Task directions ▸ Each record is to be transcribed exactly.

--- start Material for this exercise ---

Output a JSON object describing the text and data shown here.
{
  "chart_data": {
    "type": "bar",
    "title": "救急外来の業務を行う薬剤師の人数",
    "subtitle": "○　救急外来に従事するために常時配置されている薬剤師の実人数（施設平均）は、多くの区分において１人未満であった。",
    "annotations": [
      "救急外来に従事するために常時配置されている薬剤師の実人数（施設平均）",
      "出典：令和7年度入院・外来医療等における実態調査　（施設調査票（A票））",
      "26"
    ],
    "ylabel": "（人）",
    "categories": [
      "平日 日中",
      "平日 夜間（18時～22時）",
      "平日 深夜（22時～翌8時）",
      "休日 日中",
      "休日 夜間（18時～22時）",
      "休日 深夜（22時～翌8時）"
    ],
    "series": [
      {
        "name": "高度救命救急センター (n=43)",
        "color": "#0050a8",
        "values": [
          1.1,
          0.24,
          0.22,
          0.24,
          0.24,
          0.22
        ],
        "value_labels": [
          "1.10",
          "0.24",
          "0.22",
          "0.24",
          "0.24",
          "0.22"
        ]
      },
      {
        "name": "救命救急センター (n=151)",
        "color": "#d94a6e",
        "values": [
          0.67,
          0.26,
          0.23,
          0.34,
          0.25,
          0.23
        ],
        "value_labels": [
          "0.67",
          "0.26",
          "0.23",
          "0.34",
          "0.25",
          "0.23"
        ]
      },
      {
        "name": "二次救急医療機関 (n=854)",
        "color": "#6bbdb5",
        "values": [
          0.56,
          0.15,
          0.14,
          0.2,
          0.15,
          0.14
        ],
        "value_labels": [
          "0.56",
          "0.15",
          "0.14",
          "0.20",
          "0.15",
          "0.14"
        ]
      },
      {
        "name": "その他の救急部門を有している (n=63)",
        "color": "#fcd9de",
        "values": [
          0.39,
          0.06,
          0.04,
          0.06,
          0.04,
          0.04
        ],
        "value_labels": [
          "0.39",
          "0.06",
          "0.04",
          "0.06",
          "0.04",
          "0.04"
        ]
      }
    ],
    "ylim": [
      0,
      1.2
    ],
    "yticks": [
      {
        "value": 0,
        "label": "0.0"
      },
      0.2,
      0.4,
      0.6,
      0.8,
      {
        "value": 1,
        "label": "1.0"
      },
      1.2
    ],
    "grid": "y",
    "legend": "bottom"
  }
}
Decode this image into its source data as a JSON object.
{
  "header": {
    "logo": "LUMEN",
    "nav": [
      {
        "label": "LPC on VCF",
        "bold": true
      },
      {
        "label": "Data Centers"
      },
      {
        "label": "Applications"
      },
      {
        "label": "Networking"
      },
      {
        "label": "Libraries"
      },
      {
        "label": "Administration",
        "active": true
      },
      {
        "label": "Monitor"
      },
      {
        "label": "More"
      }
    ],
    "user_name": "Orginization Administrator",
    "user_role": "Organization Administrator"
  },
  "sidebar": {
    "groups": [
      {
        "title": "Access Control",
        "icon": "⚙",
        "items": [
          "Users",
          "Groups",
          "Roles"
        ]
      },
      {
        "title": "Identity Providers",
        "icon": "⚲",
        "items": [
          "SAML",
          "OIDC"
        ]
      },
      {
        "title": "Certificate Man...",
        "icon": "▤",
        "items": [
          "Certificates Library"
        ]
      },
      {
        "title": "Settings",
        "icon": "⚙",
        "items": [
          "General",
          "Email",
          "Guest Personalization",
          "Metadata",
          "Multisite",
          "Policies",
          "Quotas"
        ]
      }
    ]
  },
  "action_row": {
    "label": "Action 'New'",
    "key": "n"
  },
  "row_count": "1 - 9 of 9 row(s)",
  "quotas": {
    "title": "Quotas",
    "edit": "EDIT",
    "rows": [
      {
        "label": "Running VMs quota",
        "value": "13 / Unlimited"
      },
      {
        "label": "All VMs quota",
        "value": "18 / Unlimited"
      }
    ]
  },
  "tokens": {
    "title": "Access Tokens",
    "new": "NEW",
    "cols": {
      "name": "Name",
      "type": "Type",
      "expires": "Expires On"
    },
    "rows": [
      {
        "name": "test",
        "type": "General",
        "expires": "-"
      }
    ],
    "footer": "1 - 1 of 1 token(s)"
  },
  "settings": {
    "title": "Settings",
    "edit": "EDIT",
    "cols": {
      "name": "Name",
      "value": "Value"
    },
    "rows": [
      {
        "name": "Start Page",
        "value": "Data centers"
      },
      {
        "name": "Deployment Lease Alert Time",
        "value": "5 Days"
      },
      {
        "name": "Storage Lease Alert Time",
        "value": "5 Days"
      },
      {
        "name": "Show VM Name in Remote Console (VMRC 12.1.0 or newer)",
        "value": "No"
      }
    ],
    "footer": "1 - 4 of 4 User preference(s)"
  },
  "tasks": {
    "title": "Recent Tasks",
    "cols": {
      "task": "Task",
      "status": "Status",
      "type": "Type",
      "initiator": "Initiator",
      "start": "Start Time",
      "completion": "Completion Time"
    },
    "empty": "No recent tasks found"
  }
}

--- end Material for this exercise ---

Task solution ▸
Output a JSON object describing the text and data shown here.
{
  "chart_data": {
    "type": "bar",
    "title": "救急外来の業務を行う薬剤師の人数",
    "subtitle": "○　救急外来に従事するために常時配置されている薬剤師の実人数（施設平均）は、多くの区分において１人未満であった。",
    "annotations": [
      "救急外来に従事するために常時配置されている薬剤師の実人数（施設平均）",
      "出典：令和7年度入院・外来医療等における実態調査　（施設調査票（A票））",
      "26"
    ],
    "ylabel": "（人）",
    "categories": [
      "平日 日中",
      "平日 夜間（18時～22時）",
      "平日 深夜（22時～翌8時）",
      "休日 日中",
      "休日 夜間（18時～22時）",
      "休日 深夜（22時～翌8時）"
    ],
    "series": [
      {
        "name": "高度救命救急センター (n=43)",
        "color": "#0050a8",
        "values": [
          1.1,
          0.24,
          0.22,
          0.24,
          0.24,
          0.22
        ],
        "value_labels": [
          "1.10",
          "0.24",
          "0.22",
          "0.24",
          "0.24",
          "0.22"
        ]
      },
      {
        "name": "救命救急センター (n=151)",
        "color": "#d94a6e",
        "values": [
          0.67,
          0.26,
          0.23,
          0.34,
          0.25,
          0.23
        ],
        "value_labels": [
          "0.67",
          "0.26",
          "0.23",
          "0.34",
          "0.25",
          "0.23"
        ]
      },
      {
        "name": "二次救急医療機関 (n=854)",
        "color": "#6bbdb5",
        "values": [
          0.56,
          0.15,
          0.14,
          0.2,
          0.15,
          0.14
        ],
        "value_labels": [
          "0.56",
          "0.15",
          "0.14",
          "0.20",
          "0.15",
          "0.14"
        ]
      },
      {
        "name": "その他の救急部門を有している (n=63)",
        "color": "#fcd9de",
        "values": [
          0.39,
          0.06,
          0.04,
          0.06,
          0.04,
          0.04
        ],
        "value_labels": [
          "0.39",
          "0.06",
          "0.04",
          "0.06",
          "0.04",
          "0.04"
        ]
      }
    ],
    "ylim": [
      0,
      1.2
    ],
    "yticks": [
      {
        "value": 0,
        "label": "0.0"
      },
      0.2,
      0.4,
      0.6,
      0.8,
      {
        "value": 1,
        "label": "1.0"
      },
      1.2
    ],
    "grid": "y",
    "legend": "bottom"
  }
}
Decode this image into its source data as a JSON object.
{
  "header": {
    "logo": "LUMEN",
    "nav": [
      {
        "label": "LPC on VCF",
        "bold": true
      },
      {
        "label": "Data Centers"
      },
      {
        "label": "Applications"
      },
      {
        "label": "Networking"
      },
      {
        "label": "Libraries"
      },
      {
        "label": "Administration",
        "active": true
      },
      {
        "label": "Monitor"
      },
      {
        "label": "More"
      }
    ],
    "user_name": "Orginization Administrator",
    "user_role": "Organization Administrator"
  },
  "sidebar": {
    "groups": [
      {
        "title": "Access Control",
        "icon": "⚙",
        "items": [
          "Users",
          "Groups",
          "Roles"
        ]
      },
      {
        "title": "Identity Providers",
        "icon": "⚲",
        "items": [
          "SAML",
          "OIDC"
        ]
      },
      {
        "title": "Certificate Man...",
        "icon": "▤",
        "items": [
          "Certificates Library"
        ]
      },
      {
        "title": "Settings",
        "icon": "⚙",
        "items": [
          "General",
          "Email",
          "Guest Personalization",
          "Metadata",
          "Multisite",
          "Policies",
          "Quotas"
        ]
      }
    ]
  },
  "action_row": {
    "label": "Action 'New'",
    "key": "n"
  },
  "row_count": "1 - 9 of 9 row(s)",
  "quotas": {
    "title": "Quotas",
    "edit": "EDIT",
    "rows": [
      {
        "label": "Running VMs quota",
        "value": "13 / Unlimited"
      },
      {
        "label": "All VMs quota",
        "value": "18 / Unlimited"
      }
    ]
  },
  "tokens": {
    "title": "Access Tokens",
    "new": "NEW",
    "cols": {
      "name": "Name",
      "type": "Type",
      "expires": "Expires On"
    },
    "rows": [
      {
        "name": "test",
        "type": "General",
        "expires": "-"
      }
    ],
    "footer": "1 - 1 of 1 token(s)"
  },
  "settings": {
    "title": "Settings",
    "edit": "EDIT",
    "cols": {
      "name": "Name",
      "value": "Value"
    },
    "rows": [
      {
        "name": "Start Page",
        "value": "Data centers"
      },
      {
        "name": "Deployment Lease Alert Time",
        "value": "5 Days"
      },
      {
        "name": "Storage Lease Alert Time",
        "value": "5 Days"
      },
      {
        "name": "Show VM Name in Remote Console (VMRC 12.1.0 or newer)",
        "value": "No"
      }
    ],
    "footer": "1 - 4 of 4 User preference(s)"
  },
  "tasks": {
    "title": "Recent Tasks",
    "cols": {
      "task": "Task",
      "status": "Status",
      "type": "Type",
      "initiator": "Initiator",
      "start": "Start Time",
      "completion": "Completion Time"
    },
    "empty": "No recent tasks found"
  }
}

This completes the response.